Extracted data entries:
## begin

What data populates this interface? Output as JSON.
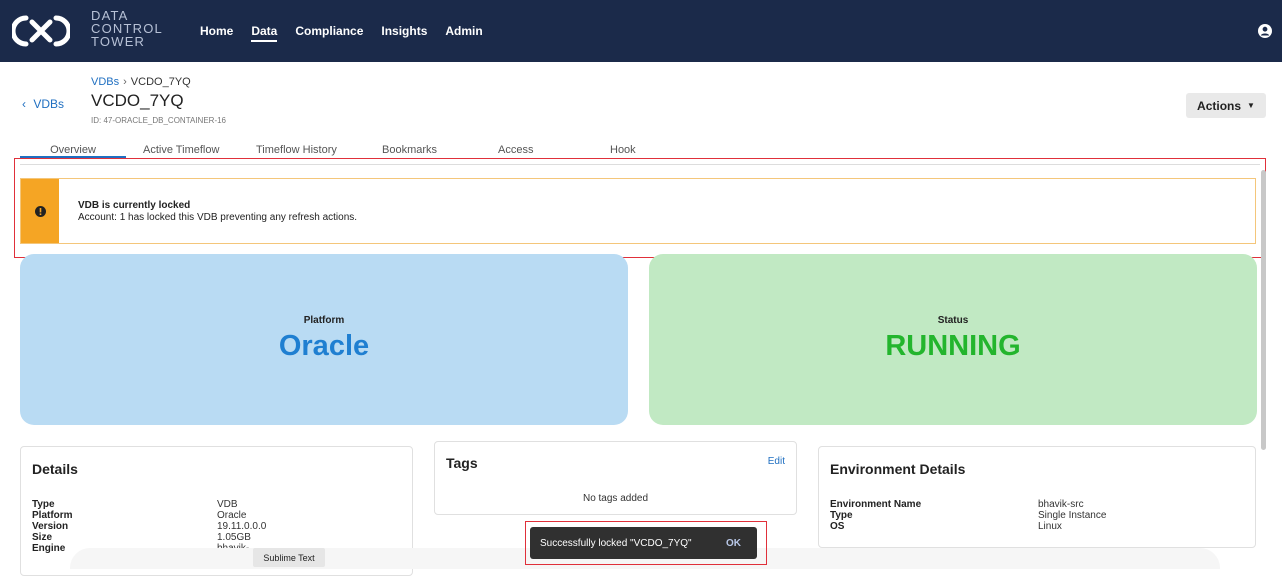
{
  "header": {
    "brand_line1": "DATA",
    "brand_line2": "CONTROL",
    "brand_line3": "TOWER",
    "nav": [
      "Home",
      "Data",
      "Compliance",
      "Insights",
      "Admin"
    ],
    "active_nav": "Data",
    "user_icon": "user-circle-icon"
  },
  "page": {
    "back_label": "VDBs",
    "breadcrumb_parent": "VDBs",
    "breadcrumb_current": "VCDO_7YQ",
    "title": "VCDO_7YQ",
    "id_text": "ID: 47-ORACLE_DB_CONTAINER-16",
    "actions_label": "Actions"
  },
  "tabs": [
    "Overview",
    "Active Timeflow",
    "Timeflow History",
    "Bookmarks",
    "Access",
    "Hook"
  ],
  "active_tab": "Overview",
  "lock_banner": {
    "title": "VDB is currently locked",
    "message": "Account: 1 has locked this VDB preventing any refresh actions.",
    "icon": "exclamation-circle-icon"
  },
  "platform_card": {
    "label": "Platform",
    "value": "Oracle",
    "bg": "#b9dbf3",
    "color": "#1f7fd1"
  },
  "status_card": {
    "label": "Status",
    "value": "RUNNING",
    "bg": "#c1e9c3",
    "color": "#23b52d"
  },
  "details": {
    "title": "Details",
    "rows": [
      {
        "k": "Type",
        "v": "VDB"
      },
      {
        "k": "Platform",
        "v": "Oracle"
      },
      {
        "k": "Version",
        "v": "19.11.0.0.0"
      },
      {
        "k": "Size",
        "v": "1.05GB"
      },
      {
        "k": "Engine",
        "v": "bhavik-"
      }
    ]
  },
  "tags": {
    "title": "Tags",
    "edit_label": "Edit",
    "empty_text": "No tags added"
  },
  "environment": {
    "title": "Environment Details",
    "rows": [
      {
        "k": "Environment Name",
        "v": "bhavik-src"
      },
      {
        "k": "Type",
        "v": "Single Instance"
      },
      {
        "k": "OS",
        "v": "Linux"
      }
    ]
  },
  "toast": {
    "message": "Successfully locked \"VCDO_7YQ\"",
    "ok_label": "OK"
  },
  "tooltip": "Sublime Text",
  "colors": {
    "topbar": "#1b2a4a",
    "link": "#1f6fc1",
    "highlight": "#e0303a",
    "warning": "#f5a524"
  }
}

## end

- _Work to be completed_
Filter the data for the string "circle" and copy every line that has it.

- _Response below_
    "user_icon": "user-circle-icon"
    "icon": "exclamation-circle-icon"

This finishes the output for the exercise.